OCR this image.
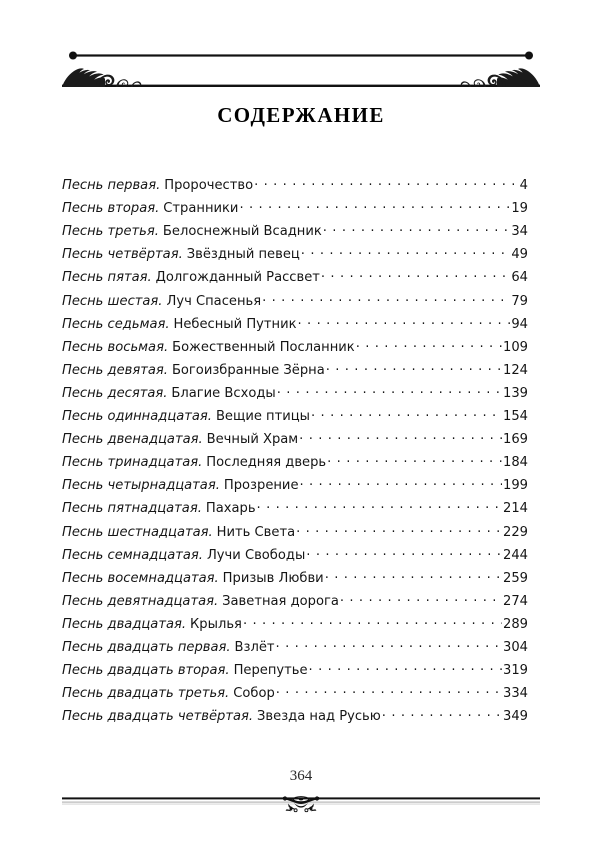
СОДЕРЖАНИЕ
Песнь первая. Пророчество . . .	4
Песнь вторая. Странники . . .	19
Песнь третья. Белоснежный Всадник . . .	34
Песнь четвёртая. Звёздный певец . . .	49
Песнь пятая. Долгожданный Рассвет . . .	64
Песнь шестая. Луч Спасенья . . .	79
Песнь седьмая. Небесный Путник . . .	94
Песнь восьмая. Божественный Посланник . . .	109
Песнь девятая. Богоизбранные Зёрна . . .	124
Песнь десятая. Благие Всходы . . .	139
Песнь одиннадцатая. Вещие птицы . . .	154
Песнь двенадцатая. Вечный Храм . . .	169
Песнь тринадцатая. Последняя дверь . . .	184
Песнь четырнадцатая. Прозрение . . .	199
Песнь пятнадцатая. Пахарь . . .	214
Песнь шестнадцатая. Нить Света . . .	229
Песнь семнадцатая. Лучи Свободы . . .	244
Песнь восемнадцатая. Призыв Любви . . .	259
Песнь девятнадцатая. Заветная дорога . . .	274
Песнь двадцатая. Крылья . . .	289
Песнь двадцать первая. Взлёт . . .	304
Песнь двадцать вторая. Перепутье . . .	319
Песнь двадцать третья. Собор . . .	334
Песнь двадцать четвёртая. Звезда над Русью . . .	349
364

◆ **What is asked**
Copy out every line of the material above exactly, skipping the pictures.

◆ **Problem solution**
OCR this image.
СОДЕРЖАНИЕ
Песнь первая. Пророчество . . .	4
Песнь вторая. Странники . . .	19
Песнь третья. Белоснежный Всадник . . .	34
Песнь четвёртая. Звёздный певец . . .	49
Песнь пятая. Долгожданный Рассвет . . .	64
Песнь шестая. Луч Спасенья . . .	79
Песнь седьмая. Небесный Путник . . .	94
Песнь восьмая. Божественный Посланник . . .	109
Песнь девятая. Богоизбранные Зёрна . . .	124
Песнь десятая. Благие Всходы . . .	139
Песнь одиннадцатая. Вещие птицы . . .	154
Песнь двенадцатая. Вечный Храм . . .	169
Песнь тринадцатая. Последняя дверь . . .	184
Песнь четырнадцатая. Прозрение . . .	199
Песнь пятнадцатая. Пахарь . . .	214
Песнь шестнадцатая. Нить Света . . .	229
Песнь семнадцатая. Лучи Свободы . . .	244
Песнь восемнадцатая. Призыв Любви . . .	259
Песнь девятнадцатая. Заветная дорога . . .	274
Песнь двадцатая. Крылья . . .	289
Песнь двадцать первая. Взлёт . . .	304
Песнь двадцать вторая. Перепутье . . .	319
Песнь двадцать третья. Собор . . .	334
Песнь двадцать четвёртая. Звезда над Русью . . .	349
364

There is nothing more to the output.